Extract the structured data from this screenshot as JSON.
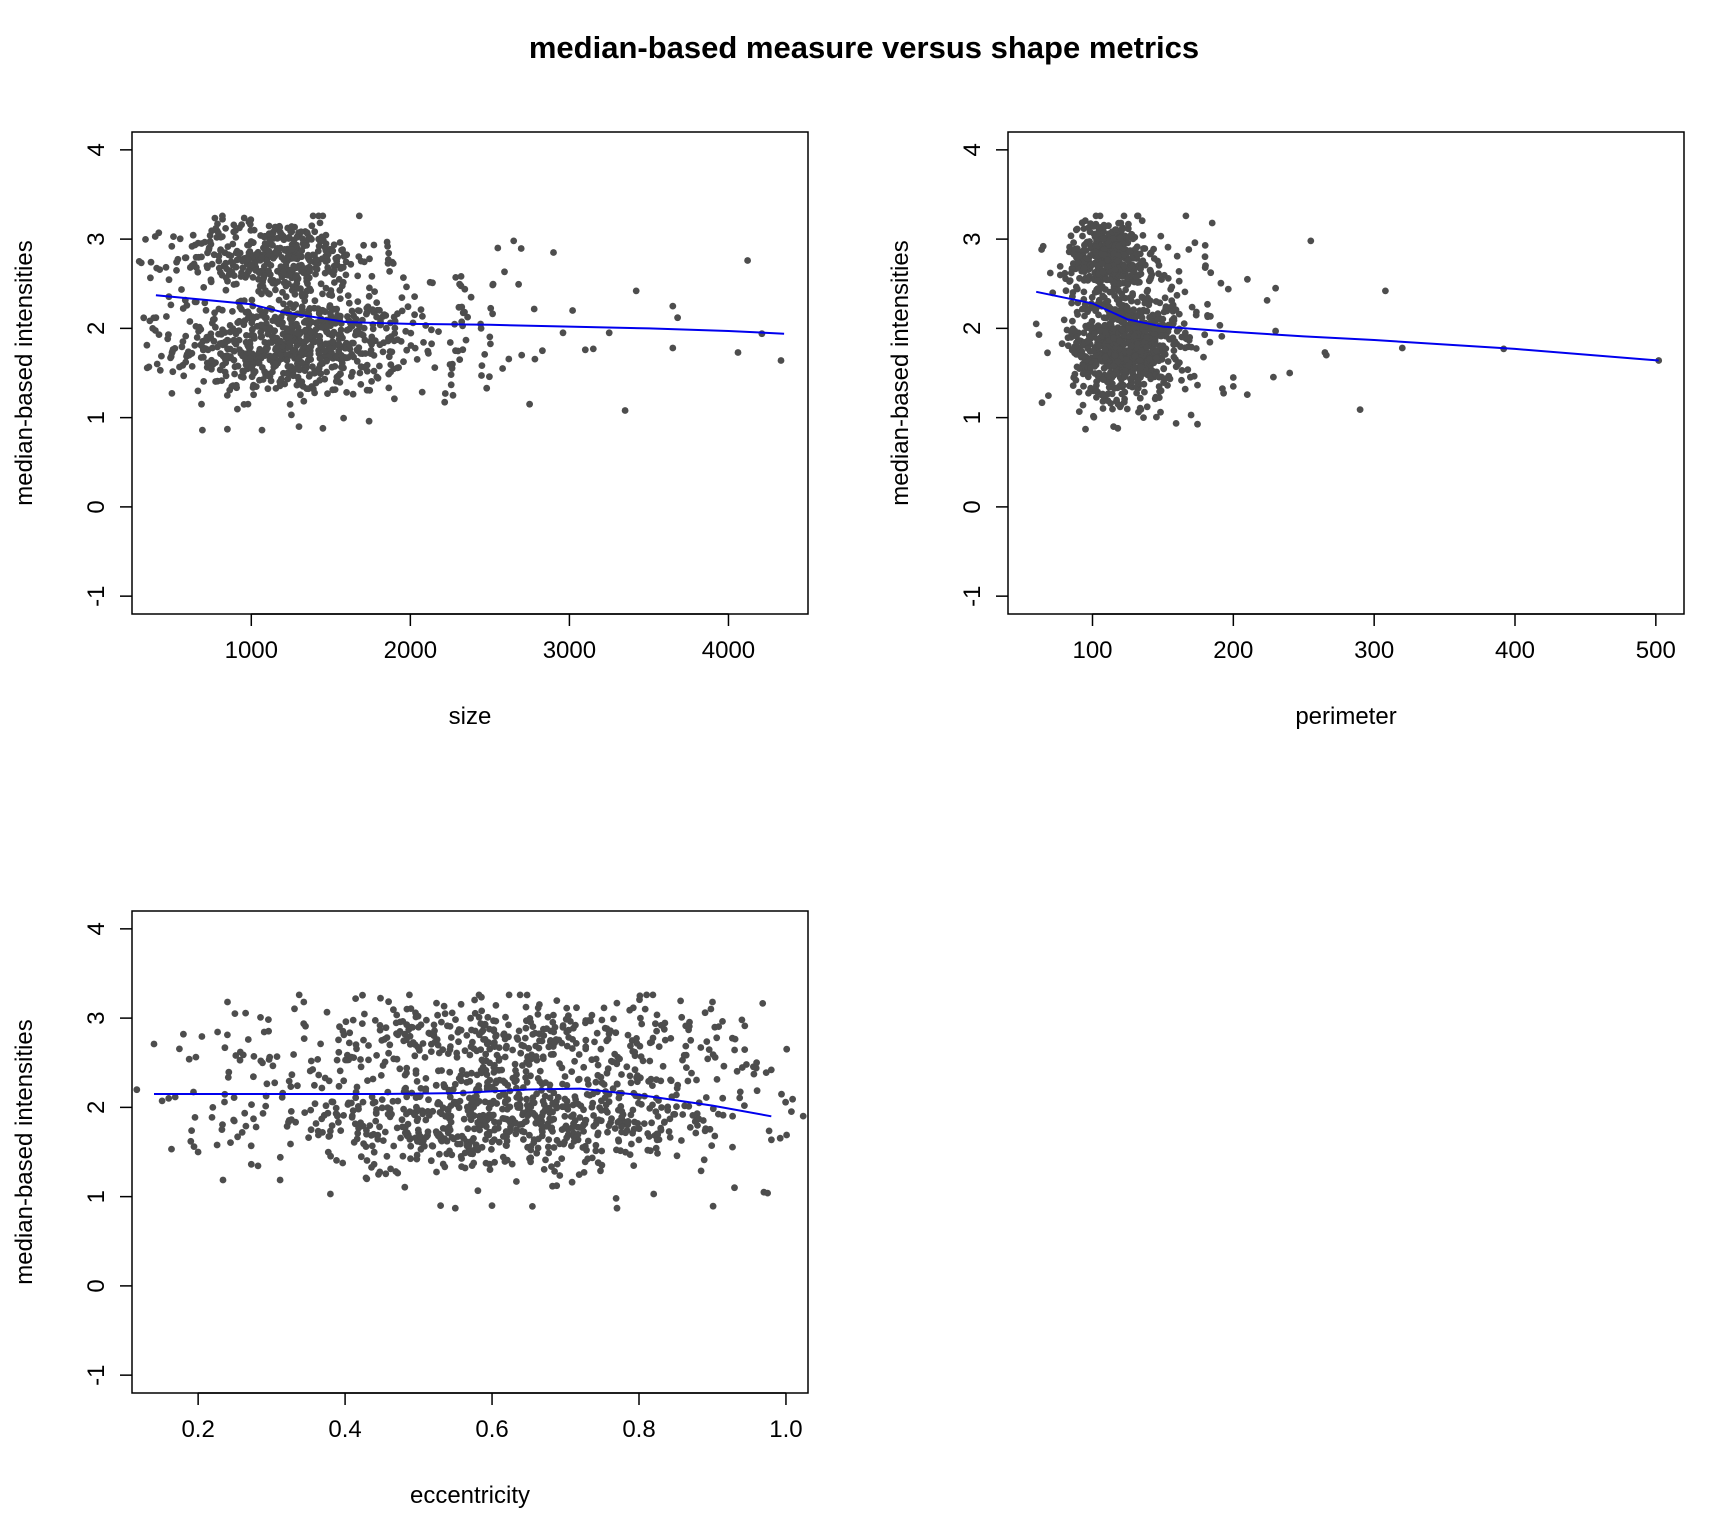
{
  "title": "median-based measure versus shape metrics",
  "colors": {
    "points": "#4d4d4d",
    "smooth": "#0000ee",
    "frame": "#000000"
  },
  "chart_data": [
    {
      "type": "scatter",
      "xlabel": "size",
      "ylabel": "median-based intensities",
      "xlim": [
        250,
        4500
      ],
      "ylim": [
        -1.2,
        4.2
      ],
      "xticks": [
        1000,
        2000,
        3000,
        4000
      ],
      "yticks": [
        -1,
        0,
        1,
        2,
        3,
        4
      ],
      "clusters": [
        {
          "center": [
            1250,
            1.8
          ],
          "spread": [
            360,
            0.28
          ],
          "count": 700
        },
        {
          "center": [
            1150,
            2.78
          ],
          "spread": [
            320,
            0.22
          ],
          "count": 420
        },
        {
          "center": [
            2100,
            2.1
          ],
          "spread": [
            420,
            0.4
          ],
          "count": 90
        }
      ],
      "extra_points": [
        [
          850,
          0.87
        ],
        [
          1300,
          0.9
        ],
        [
          1450,
          0.88
        ],
        [
          2750,
          1.15
        ],
        [
          3350,
          1.08
        ],
        [
          3420,
          2.42
        ],
        [
          4120,
          2.76
        ],
        [
          4210,
          1.94
        ],
        [
          4330,
          1.64
        ],
        [
          4060,
          1.73
        ],
        [
          3650,
          2.25
        ],
        [
          3680,
          2.12
        ],
        [
          3650,
          1.78
        ],
        [
          3250,
          1.95
        ],
        [
          3020,
          2.2
        ],
        [
          2900,
          2.85
        ],
        [
          2960,
          1.95
        ],
        [
          3100,
          1.76
        ],
        [
          3150,
          1.77
        ],
        [
          2650,
          2.98
        ],
        [
          2550,
          2.9
        ],
        [
          2220,
          1.27
        ],
        [
          2480,
          1.33
        ],
        [
          2580,
          1.55
        ],
        [
          2700,
          1.7
        ],
        [
          2830,
          1.75
        ],
        [
          380,
          2.0
        ],
        [
          400,
          2.12
        ],
        [
          420,
          1.93
        ],
        [
          500,
          2.92
        ],
        [
          530,
          2.65
        ]
      ],
      "smooth": {
        "x": [
          400,
          1000,
          1200,
          1600,
          2000,
          2500,
          3000,
          3500,
          4000,
          4350
        ],
        "y": [
          2.37,
          2.27,
          2.18,
          2.07,
          2.05,
          2.04,
          2.02,
          2.0,
          1.97,
          1.94
        ]
      }
    },
    {
      "type": "scatter",
      "xlabel": "perimeter",
      "ylabel": "median-based intensities",
      "xlim": [
        40,
        520
      ],
      "ylim": [
        -1.2,
        4.2
      ],
      "xticks": [
        100,
        200,
        300,
        400,
        500
      ],
      "yticks": [
        -1,
        0,
        1,
        2,
        3,
        4
      ],
      "clusters": [
        {
          "center": [
            122,
            1.8
          ],
          "spread": [
            18,
            0.3
          ],
          "count": 750
        },
        {
          "center": [
            112,
            2.78
          ],
          "spread": [
            15,
            0.22
          ],
          "count": 420
        },
        {
          "center": [
            165,
            2.05
          ],
          "spread": [
            25,
            0.45
          ],
          "count": 80
        }
      ],
      "extra_points": [
        [
          255,
          2.98
        ],
        [
          308,
          2.42
        ],
        [
          320,
          1.78
        ],
        [
          392,
          1.77
        ],
        [
          502,
          1.64
        ],
        [
          290,
          1.09
        ],
        [
          265,
          1.73
        ],
        [
          266,
          1.7
        ],
        [
          240,
          1.5
        ],
        [
          230,
          2.45
        ],
        [
          230,
          1.97
        ],
        [
          210,
          2.55
        ],
        [
          200,
          1.35
        ],
        [
          200,
          1.45
        ],
        [
          95,
          0.87
        ],
        [
          115,
          0.9
        ],
        [
          118,
          0.88
        ],
        [
          60,
          2.05
        ],
        [
          62,
          1.93
        ],
        [
          65,
          2.92
        ],
        [
          70,
          2.62
        ],
        [
          185,
          3.18
        ],
        [
          180,
          2.93
        ],
        [
          170,
          1.03
        ]
      ],
      "smooth": {
        "x": [
          60,
          100,
          125,
          150,
          200,
          250,
          300,
          400,
          502
        ],
        "y": [
          2.41,
          2.28,
          2.1,
          2.02,
          1.96,
          1.91,
          1.87,
          1.77,
          1.64
        ]
      }
    },
    {
      "type": "scatter",
      "xlabel": "eccentricity",
      "ylabel": "median-based intensities",
      "xlim": [
        0.11,
        1.03
      ],
      "ylim": [
        -1.2,
        4.2
      ],
      "xticks": [
        0.2,
        0.4,
        0.6,
        0.8,
        1.0
      ],
      "yticks": [
        -1,
        0,
        1,
        2,
        3,
        4
      ],
      "clusters": [
        {
          "center": [
            0.62,
            1.85
          ],
          "spread": [
            0.17,
            0.28
          ],
          "count": 750
        },
        {
          "center": [
            0.63,
            2.75
          ],
          "spread": [
            0.16,
            0.26
          ],
          "count": 420
        },
        {
          "center": [
            0.35,
            2.1
          ],
          "spread": [
            0.08,
            0.5
          ],
          "count": 60
        }
      ],
      "extra_points": [
        [
          0.14,
          2.71
        ],
        [
          0.18,
          2.82
        ],
        [
          0.2,
          1.5
        ],
        [
          0.19,
          1.62
        ],
        [
          0.24,
          3.18
        ],
        [
          0.25,
          3.05
        ],
        [
          0.38,
          1.03
        ],
        [
          0.53,
          0.9
        ],
        [
          0.55,
          0.87
        ],
        [
          0.6,
          0.9
        ],
        [
          0.77,
          0.87
        ],
        [
          0.82,
          1.03
        ],
        [
          0.93,
          1.1
        ],
        [
          0.97,
          1.05
        ],
        [
          0.975,
          1.04
        ],
        [
          0.98,
          2.42
        ],
        [
          0.96,
          2.5
        ],
        [
          0.9,
          3.18
        ],
        [
          0.94,
          2.98
        ],
        [
          0.16,
          2.1
        ],
        [
          0.22,
          2.0
        ],
        [
          0.26,
          1.72
        ]
      ],
      "smooth": {
        "x": [
          0.14,
          0.3,
          0.45,
          0.55,
          0.65,
          0.72,
          0.8,
          0.9,
          0.98
        ],
        "y": [
          2.15,
          2.15,
          2.15,
          2.16,
          2.2,
          2.21,
          2.14,
          2.02,
          1.9
        ]
      }
    }
  ]
}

### [AIM OF THE EXERCISE]
A faithful copy of the records above is needed, with the pictures left out.

### [RESPONSE TO THE TASK]
Extract the structured data from this screenshot as JSON.
{
  "title": "median-based measure versus shape metrics",
  "colors": {
    "points": "#4d4d4d",
    "smooth": "#0000ee",
    "frame": "#000000"
  },
  "chart_data": [
    {
      "type": "scatter",
      "xlabel": "size",
      "ylabel": "median-based intensities",
      "xlim": [
        250,
        4500
      ],
      "ylim": [
        -1.2,
        4.2
      ],
      "xticks": [
        1000,
        2000,
        3000,
        4000
      ],
      "yticks": [
        -1,
        0,
        1,
        2,
        3,
        4
      ],
      "clusters": [
        {
          "center": [
            1250,
            1.8
          ],
          "spread": [
            360,
            0.28
          ],
          "count": 700
        },
        {
          "center": [
            1150,
            2.78
          ],
          "spread": [
            320,
            0.22
          ],
          "count": 420
        },
        {
          "center": [
            2100,
            2.1
          ],
          "spread": [
            420,
            0.4
          ],
          "count": 90
        }
      ],
      "extra_points": [
        [
          850,
          0.87
        ],
        [
          1300,
          0.9
        ],
        [
          1450,
          0.88
        ],
        [
          2750,
          1.15
        ],
        [
          3350,
          1.08
        ],
        [
          3420,
          2.42
        ],
        [
          4120,
          2.76
        ],
        [
          4210,
          1.94
        ],
        [
          4330,
          1.64
        ],
        [
          4060,
          1.73
        ],
        [
          3650,
          2.25
        ],
        [
          3680,
          2.12
        ],
        [
          3650,
          1.78
        ],
        [
          3250,
          1.95
        ],
        [
          3020,
          2.2
        ],
        [
          2900,
          2.85
        ],
        [
          2960,
          1.95
        ],
        [
          3100,
          1.76
        ],
        [
          3150,
          1.77
        ],
        [
          2650,
          2.98
        ],
        [
          2550,
          2.9
        ],
        [
          2220,
          1.27
        ],
        [
          2480,
          1.33
        ],
        [
          2580,
          1.55
        ],
        [
          2700,
          1.7
        ],
        [
          2830,
          1.75
        ],
        [
          380,
          2.0
        ],
        [
          400,
          2.12
        ],
        [
          420,
          1.93
        ],
        [
          500,
          2.92
        ],
        [
          530,
          2.65
        ]
      ],
      "smooth": {
        "x": [
          400,
          1000,
          1200,
          1600,
          2000,
          2500,
          3000,
          3500,
          4000,
          4350
        ],
        "y": [
          2.37,
          2.27,
          2.18,
          2.07,
          2.05,
          2.04,
          2.02,
          2.0,
          1.97,
          1.94
        ]
      }
    },
    {
      "type": "scatter",
      "xlabel": "perimeter",
      "ylabel": "median-based intensities",
      "xlim": [
        40,
        520
      ],
      "ylim": [
        -1.2,
        4.2
      ],
      "xticks": [
        100,
        200,
        300,
        400,
        500
      ],
      "yticks": [
        -1,
        0,
        1,
        2,
        3,
        4
      ],
      "clusters": [
        {
          "center": [
            122,
            1.8
          ],
          "spread": [
            18,
            0.3
          ],
          "count": 750
        },
        {
          "center": [
            112,
            2.78
          ],
          "spread": [
            15,
            0.22
          ],
          "count": 420
        },
        {
          "center": [
            165,
            2.05
          ],
          "spread": [
            25,
            0.45
          ],
          "count": 80
        }
      ],
      "extra_points": [
        [
          255,
          2.98
        ],
        [
          308,
          2.42
        ],
        [
          320,
          1.78
        ],
        [
          392,
          1.77
        ],
        [
          502,
          1.64
        ],
        [
          290,
          1.09
        ],
        [
          265,
          1.73
        ],
        [
          266,
          1.7
        ],
        [
          240,
          1.5
        ],
        [
          230,
          2.45
        ],
        [
          230,
          1.97
        ],
        [
          210,
          2.55
        ],
        [
          200,
          1.35
        ],
        [
          200,
          1.45
        ],
        [
          95,
          0.87
        ],
        [
          115,
          0.9
        ],
        [
          118,
          0.88
        ],
        [
          60,
          2.05
        ],
        [
          62,
          1.93
        ],
        [
          65,
          2.92
        ],
        [
          70,
          2.62
        ],
        [
          185,
          3.18
        ],
        [
          180,
          2.93
        ],
        [
          170,
          1.03
        ]
      ],
      "smooth": {
        "x": [
          60,
          100,
          125,
          150,
          200,
          250,
          300,
          400,
          502
        ],
        "y": [
          2.41,
          2.28,
          2.1,
          2.02,
          1.96,
          1.91,
          1.87,
          1.77,
          1.64
        ]
      }
    },
    {
      "type": "scatter",
      "xlabel": "eccentricity",
      "ylabel": "median-based intensities",
      "xlim": [
        0.11,
        1.03
      ],
      "ylim": [
        -1.2,
        4.2
      ],
      "xticks": [
        0.2,
        0.4,
        0.6,
        0.8,
        1.0
      ],
      "yticks": [
        -1,
        0,
        1,
        2,
        3,
        4
      ],
      "clusters": [
        {
          "center": [
            0.62,
            1.85
          ],
          "spread": [
            0.17,
            0.28
          ],
          "count": 750
        },
        {
          "center": [
            0.63,
            2.75
          ],
          "spread": [
            0.16,
            0.26
          ],
          "count": 420
        },
        {
          "center": [
            0.35,
            2.1
          ],
          "spread": [
            0.08,
            0.5
          ],
          "count": 60
        }
      ],
      "extra_points": [
        [
          0.14,
          2.71
        ],
        [
          0.18,
          2.82
        ],
        [
          0.2,
          1.5
        ],
        [
          0.19,
          1.62
        ],
        [
          0.24,
          3.18
        ],
        [
          0.25,
          3.05
        ],
        [
          0.38,
          1.03
        ],
        [
          0.53,
          0.9
        ],
        [
          0.55,
          0.87
        ],
        [
          0.6,
          0.9
        ],
        [
          0.77,
          0.87
        ],
        [
          0.82,
          1.03
        ],
        [
          0.93,
          1.1
        ],
        [
          0.97,
          1.05
        ],
        [
          0.975,
          1.04
        ],
        [
          0.98,
          2.42
        ],
        [
          0.96,
          2.5
        ],
        [
          0.9,
          3.18
        ],
        [
          0.94,
          2.98
        ],
        [
          0.16,
          2.1
        ],
        [
          0.22,
          2.0
        ],
        [
          0.26,
          1.72
        ]
      ],
      "smooth": {
        "x": [
          0.14,
          0.3,
          0.45,
          0.55,
          0.65,
          0.72,
          0.8,
          0.9,
          0.98
        ],
        "y": [
          2.15,
          2.15,
          2.15,
          2.16,
          2.2,
          2.21,
          2.14,
          2.02,
          1.9
        ]
      }
    }
  ]
}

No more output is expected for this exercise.